Output the material exactly, but drop every image it holds.

[Records shown]:
---*---
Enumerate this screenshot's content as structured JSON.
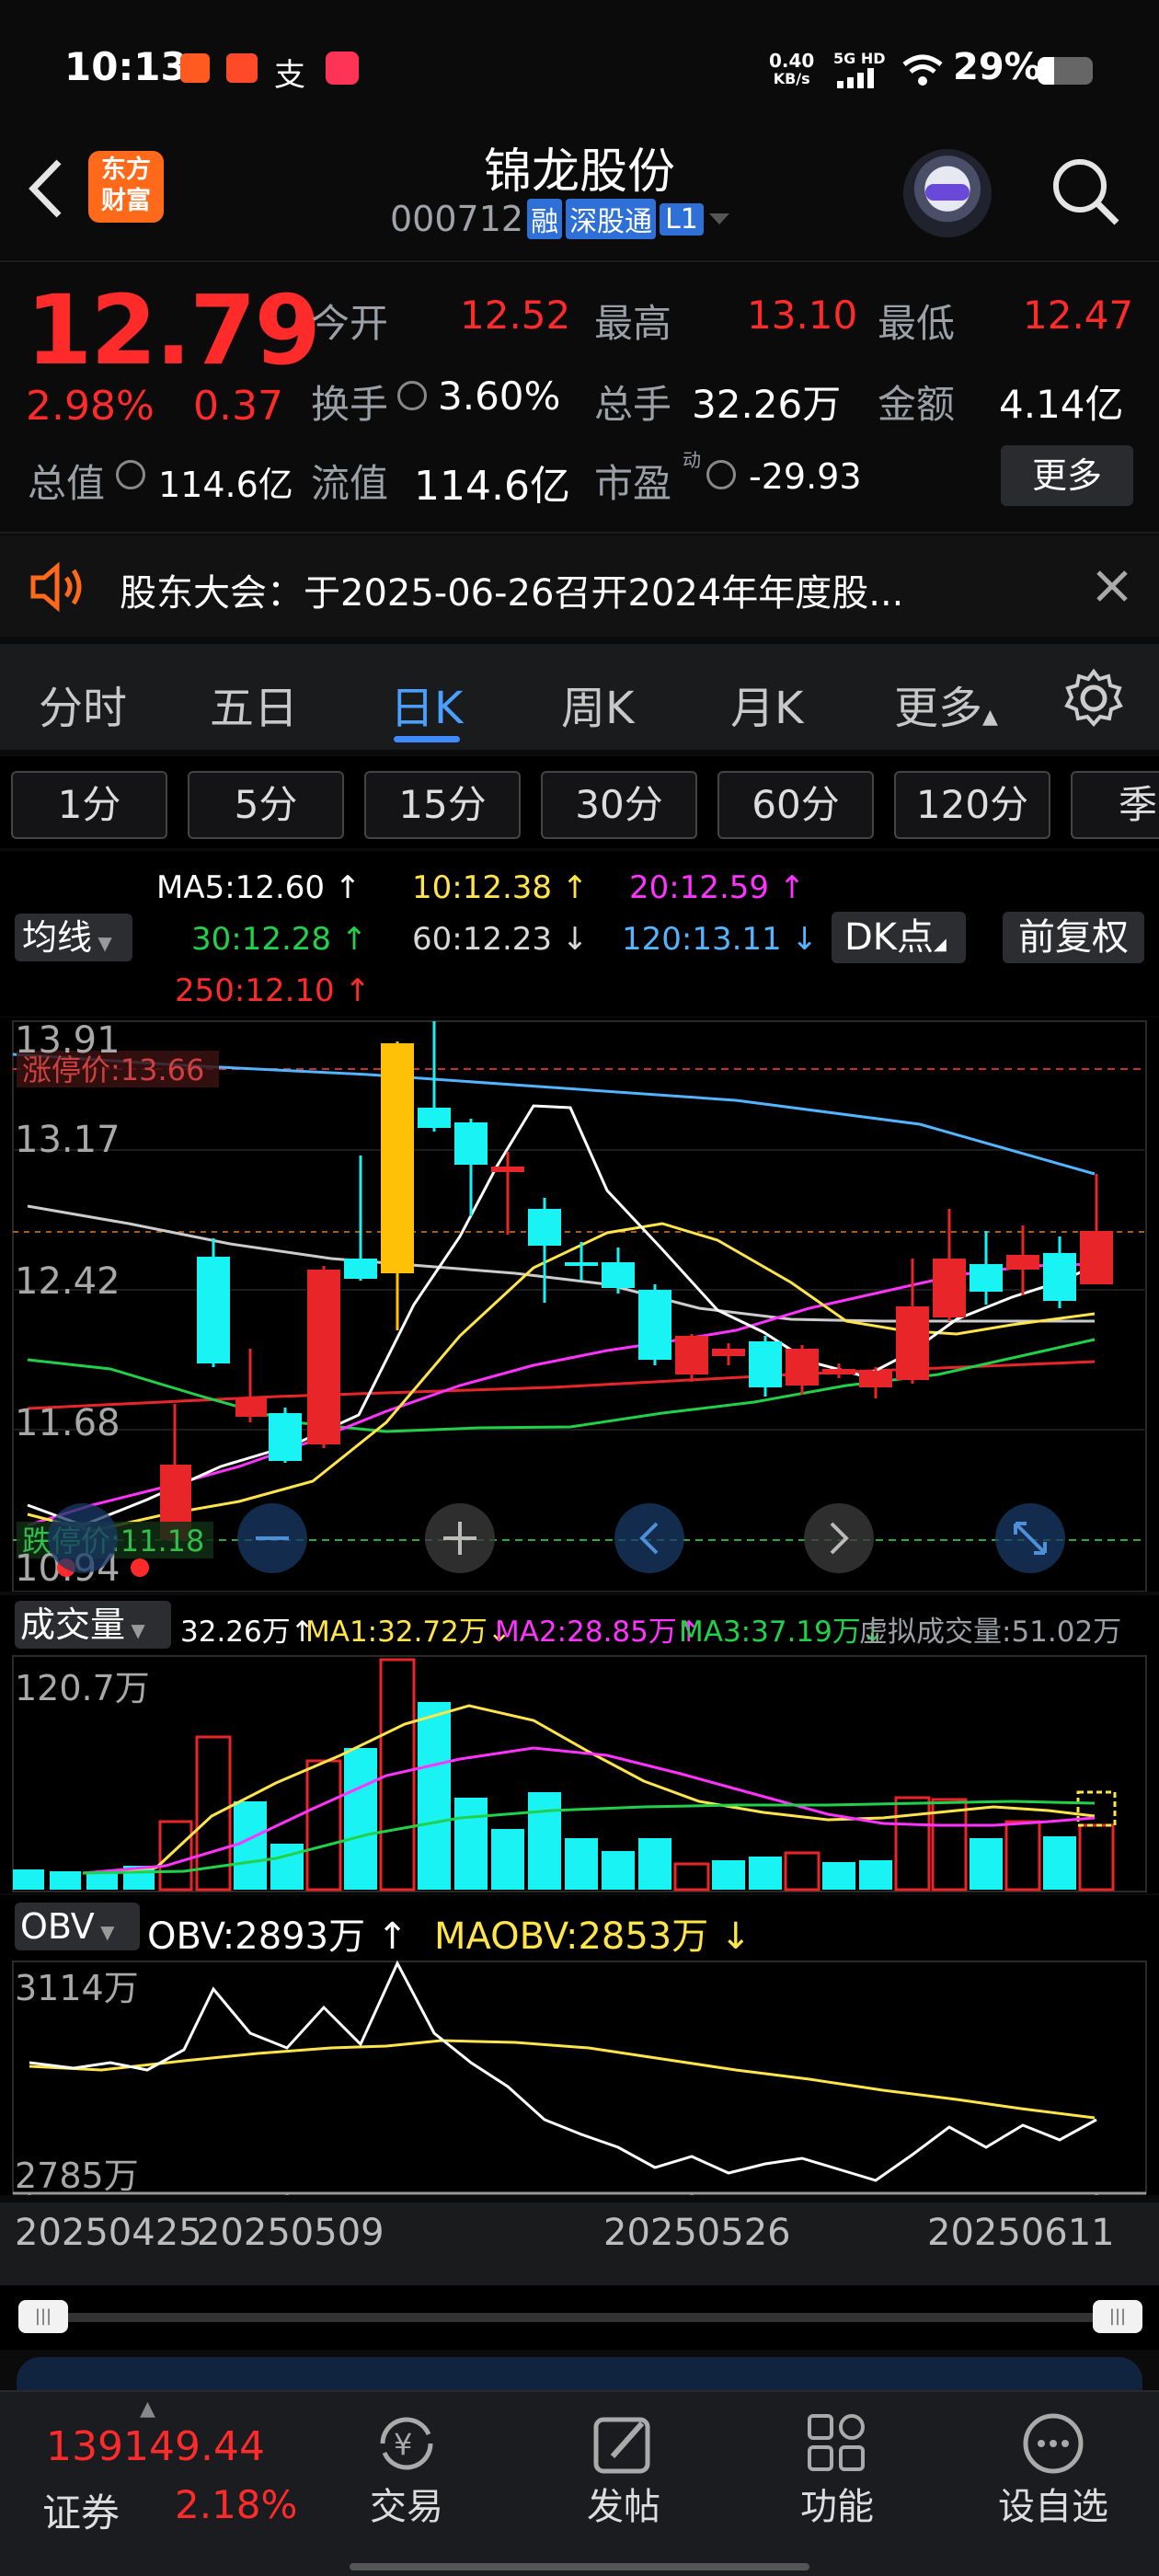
{
  "status_bar": {
    "time": "10:13",
    "net_speed_top": "0.40",
    "net_speed_bottom": "KB/s",
    "signal_label": "5G HD",
    "battery": "29%"
  },
  "header": {
    "brand_line1": "东方",
    "brand_line2": "财富",
    "title": "锦龙股份",
    "code": "000712",
    "tag_rong": "融",
    "tag_sgt": "深股通",
    "tag_l1": "L1"
  },
  "quote": {
    "price": "12.79",
    "change_pct": "2.98%",
    "change": "0.37",
    "open_label": "今开",
    "open": "12.52",
    "high_label": "最高",
    "high": "13.10",
    "low_label": "最低",
    "low": "12.47",
    "turnover_label": "换手",
    "turnover": "3.60%",
    "volume_label": "总手",
    "volume": "32.26万",
    "amount_label": "金额",
    "amount": "4.14亿",
    "mcap_label": "总值",
    "mcap": "114.6亿",
    "float_label": "流值",
    "float_value": "114.6亿",
    "pe_label": "市盈",
    "pe_sup": "动",
    "pe": "-29.93",
    "more_button": "更多"
  },
  "notice": {
    "text": "股东大会：于2025-06-26召开2024年年度股..."
  },
  "period_tabs": [
    "分时",
    "五日",
    "日K",
    "周K",
    "月K",
    "更多"
  ],
  "active_period": "日K",
  "minute_tabs": [
    "1分",
    "5分",
    "15分",
    "30分",
    "60分",
    "120分",
    "季"
  ],
  "ma_panel": {
    "selector": "均线",
    "ma5": "MA5:12.60 ↑",
    "ma10": "10:12.38 ↑",
    "ma20": "20:12.59 ↑",
    "ma30": "30:12.28 ↑",
    "ma60": "60:12.23 ↓",
    "ma120": "120:13.11 ↓",
    "ma250": "250:12.10 ↑",
    "dk_button": "DK点",
    "adjust_button": "前复权"
  },
  "kline": {
    "y_labels": [
      "13.91",
      "13.17",
      "12.42",
      "11.68",
      "10.94"
    ],
    "limit_up": "涨停价:13.66",
    "limit_down": "跌停价:11.18",
    "colors": {
      "up": "#e8262a",
      "down": "#19f3f3",
      "ma5": "#ffffff",
      "ma10": "#ffe54a",
      "ma20": "#ff33ff",
      "ma30": "#21d14a",
      "ma60": "#cccccc",
      "ma120": "#53b4ff",
      "ma250": "#e8262a"
    }
  },
  "volume_panel": {
    "selector": "成交量",
    "vol": "32.26万↑",
    "ma1": "MA1:32.72万↓",
    "ma2": "MA2:28.85万↑",
    "ma3": "MA3:37.19万↓",
    "virtual": "虚拟成交量:51.02万",
    "y_label": "120.7万"
  },
  "obv_panel": {
    "selector": "OBV",
    "obv": "OBV:2893万 ↑",
    "maobv": "MAOBV:2853万 ↓",
    "y_top": "3114万",
    "y_bottom": "2785万"
  },
  "x_axis": [
    "20250425",
    "20250509",
    "20250526",
    "20250611"
  ],
  "bottom_nav": {
    "index_value": "139149.44",
    "index_name": "证券",
    "index_change": "2.18%",
    "items": [
      "交易",
      "发帖",
      "功能",
      "设自选"
    ]
  }
}
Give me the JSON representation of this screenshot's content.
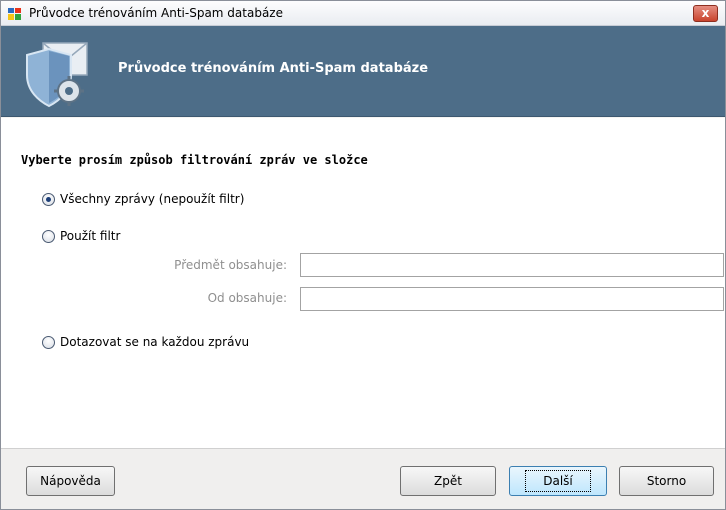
{
  "window": {
    "title": "Průvodce trénováním Anti-Spam databáze",
    "close_label": "x"
  },
  "banner": {
    "title": "Průvodce trénováním Anti-Spam databáze"
  },
  "form": {
    "question": "Vyberte prosím způsob filtrování zpráv ve složce",
    "options": [
      {
        "label": "Všechny zprávy (nepoužít filtr)",
        "checked": true
      },
      {
        "label": "Použít filtr",
        "checked": false
      },
      {
        "label": "Dotazovat se na každou zprávu",
        "checked": false
      }
    ],
    "subject_label": "Předmět obsahuje:",
    "subject_value": "",
    "from_label": "Od obsahuje:",
    "from_value": ""
  },
  "footer": {
    "help_label": "Nápověda",
    "back_label": "Zpět",
    "next_label": "Další",
    "cancel_label": "Storno"
  },
  "colors": {
    "banner": "#4d6d88",
    "close": "#c9442d"
  }
}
---*---
[The solution]:
Enumerate this screenshot's content as structured JSON.
{
  "status_bar": {
    "time": "10:13",
    "net_speed_top": "0.40",
    "net_speed_bottom": "KB/s",
    "signal_label": "5G HD",
    "battery": "29%"
  },
  "header": {
    "brand_line1": "东方",
    "brand_line2": "财富",
    "title": "锦龙股份",
    "code": "000712",
    "tag_rong": "融",
    "tag_sgt": "深股通",
    "tag_l1": "L1"
  },
  "quote": {
    "price": "12.79",
    "change_pct": "2.98%",
    "change": "0.37",
    "open_label": "今开",
    "open": "12.52",
    "high_label": "最高",
    "high": "13.10",
    "low_label": "最低",
    "low": "12.47",
    "turnover_label": "换手",
    "turnover": "3.60%",
    "volume_label": "总手",
    "volume": "32.26万",
    "amount_label": "金额",
    "amount": "4.14亿",
    "mcap_label": "总值",
    "mcap": "114.6亿",
    "float_label": "流值",
    "float_value": "114.6亿",
    "pe_label": "市盈",
    "pe_sup": "动",
    "pe": "-29.93",
    "more_button": "更多"
  },
  "notice": {
    "text": "股东大会：于2025-06-26召开2024年年度股..."
  },
  "period_tabs": [
    "分时",
    "五日",
    "日K",
    "周K",
    "月K",
    "更多"
  ],
  "active_period": "日K",
  "minute_tabs": [
    "1分",
    "5分",
    "15分",
    "30分",
    "60分",
    "120分",
    "季"
  ],
  "ma_panel": {
    "selector": "均线",
    "ma5": "MA5:12.60 ↑",
    "ma10": "10:12.38 ↑",
    "ma20": "20:12.59 ↑",
    "ma30": "30:12.28 ↑",
    "ma60": "60:12.23 ↓",
    "ma120": "120:13.11 ↓",
    "ma250": "250:12.10 ↑",
    "dk_button": "DK点",
    "adjust_button": "前复权"
  },
  "kline": {
    "y_labels": [
      "13.91",
      "13.17",
      "12.42",
      "11.68",
      "10.94"
    ],
    "limit_up": "涨停价:13.66",
    "limit_down": "跌停价:11.18",
    "colors": {
      "up": "#e8262a",
      "down": "#19f3f3",
      "ma5": "#ffffff",
      "ma10": "#ffe54a",
      "ma20": "#ff33ff",
      "ma30": "#21d14a",
      "ma60": "#cccccc",
      "ma120": "#53b4ff",
      "ma250": "#e8262a"
    }
  },
  "volume_panel": {
    "selector": "成交量",
    "vol": "32.26万↑",
    "ma1": "MA1:32.72万↓",
    "ma2": "MA2:28.85万↑",
    "ma3": "MA3:37.19万↓",
    "virtual": "虚拟成交量:51.02万",
    "y_label": "120.7万"
  },
  "obv_panel": {
    "selector": "OBV",
    "obv": "OBV:2893万 ↑",
    "maobv": "MAOBV:2853万 ↓",
    "y_top": "3114万",
    "y_bottom": "2785万"
  },
  "x_axis": [
    "20250425",
    "20250509",
    "20250526",
    "20250611"
  ],
  "bottom_nav": {
    "index_value": "139149.44",
    "index_name": "证券",
    "index_change": "2.18%",
    "items": [
      "交易",
      "发帖",
      "功能",
      "设自选"
    ]
  }
}
Give me the JSON representation of this screenshot's content.
{
  "window": {
    "title": "Průvodce trénováním Anti-Spam databáze",
    "close_label": "x"
  },
  "banner": {
    "title": "Průvodce trénováním Anti-Spam databáze"
  },
  "form": {
    "question": "Vyberte prosím způsob filtrování zpráv ve složce",
    "options": [
      {
        "label": "Všechny zprávy (nepoužít filtr)",
        "checked": true
      },
      {
        "label": "Použít filtr",
        "checked": false
      },
      {
        "label": "Dotazovat se na každou zprávu",
        "checked": false
      }
    ],
    "subject_label": "Předmět obsahuje:",
    "subject_value": "",
    "from_label": "Od obsahuje:",
    "from_value": ""
  },
  "footer": {
    "help_label": "Nápověda",
    "back_label": "Zpět",
    "next_label": "Další",
    "cancel_label": "Storno"
  },
  "colors": {
    "banner": "#4d6d88",
    "close": "#c9442d"
  }
}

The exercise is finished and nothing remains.